**** Entries

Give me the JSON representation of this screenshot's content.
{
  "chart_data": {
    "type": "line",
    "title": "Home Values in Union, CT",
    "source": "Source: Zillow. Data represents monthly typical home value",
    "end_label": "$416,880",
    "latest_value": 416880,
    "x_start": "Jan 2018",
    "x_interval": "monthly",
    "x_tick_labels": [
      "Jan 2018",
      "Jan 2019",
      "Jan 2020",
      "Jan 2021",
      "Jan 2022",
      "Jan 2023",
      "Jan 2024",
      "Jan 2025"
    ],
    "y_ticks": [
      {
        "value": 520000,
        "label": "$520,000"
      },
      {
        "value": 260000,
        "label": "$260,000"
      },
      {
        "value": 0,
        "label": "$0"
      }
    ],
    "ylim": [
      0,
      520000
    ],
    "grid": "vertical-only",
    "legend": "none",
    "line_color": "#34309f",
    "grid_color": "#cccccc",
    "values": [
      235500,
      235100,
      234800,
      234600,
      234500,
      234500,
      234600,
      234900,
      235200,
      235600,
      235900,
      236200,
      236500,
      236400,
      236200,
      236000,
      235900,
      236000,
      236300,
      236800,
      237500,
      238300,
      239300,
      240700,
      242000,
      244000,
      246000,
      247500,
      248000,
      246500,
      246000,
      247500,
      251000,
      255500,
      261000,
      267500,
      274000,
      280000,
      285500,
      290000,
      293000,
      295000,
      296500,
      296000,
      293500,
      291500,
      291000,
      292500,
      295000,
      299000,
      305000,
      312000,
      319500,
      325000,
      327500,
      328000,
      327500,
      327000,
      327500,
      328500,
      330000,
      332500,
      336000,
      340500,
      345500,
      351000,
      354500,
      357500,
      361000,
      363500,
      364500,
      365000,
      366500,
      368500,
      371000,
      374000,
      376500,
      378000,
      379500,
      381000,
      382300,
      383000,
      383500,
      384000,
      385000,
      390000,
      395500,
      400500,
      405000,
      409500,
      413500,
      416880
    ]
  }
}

********

- To be done
Write out all records exactly, keeping every detail.

- Answer to the exercise
Give me the JSON representation of this screenshot's content.
{
  "chart_data": {
    "type": "line",
    "title": "Home Values in Union, CT",
    "source": "Source: Zillow. Data represents monthly typical home value",
    "end_label": "$416,880",
    "latest_value": 416880,
    "x_start": "Jan 2018",
    "x_interval": "monthly",
    "x_tick_labels": [
      "Jan 2018",
      "Jan 2019",
      "Jan 2020",
      "Jan 2021",
      "Jan 2022",
      "Jan 2023",
      "Jan 2024",
      "Jan 2025"
    ],
    "y_ticks": [
      {
        "value": 520000,
        "label": "$520,000"
      },
      {
        "value": 260000,
        "label": "$260,000"
      },
      {
        "value": 0,
        "label": "$0"
      }
    ],
    "ylim": [
      0,
      520000
    ],
    "grid": "vertical-only",
    "legend": "none",
    "line_color": "#34309f",
    "grid_color": "#cccccc",
    "values": [
      235500,
      235100,
      234800,
      234600,
      234500,
      234500,
      234600,
      234900,
      235200,
      235600,
      235900,
      236200,
      236500,
      236400,
      236200,
      236000,
      235900,
      236000,
      236300,
      236800,
      237500,
      238300,
      239300,
      240700,
      242000,
      244000,
      246000,
      247500,
      248000,
      246500,
      246000,
      247500,
      251000,
      255500,
      261000,
      267500,
      274000,
      280000,
      285500,
      290000,
      293000,
      295000,
      296500,
      296000,
      293500,
      291500,
      291000,
      292500,
      295000,
      299000,
      305000,
      312000,
      319500,
      325000,
      327500,
      328000,
      327500,
      327000,
      327500,
      328500,
      330000,
      332500,
      336000,
      340500,
      345500,
      351000,
      354500,
      357500,
      361000,
      363500,
      364500,
      365000,
      366500,
      368500,
      371000,
      374000,
      376500,
      378000,
      379500,
      381000,
      382300,
      383000,
      383500,
      384000,
      385000,
      390000,
      395500,
      400500,
      405000,
      409500,
      413500,
      416880
    ]
  }
}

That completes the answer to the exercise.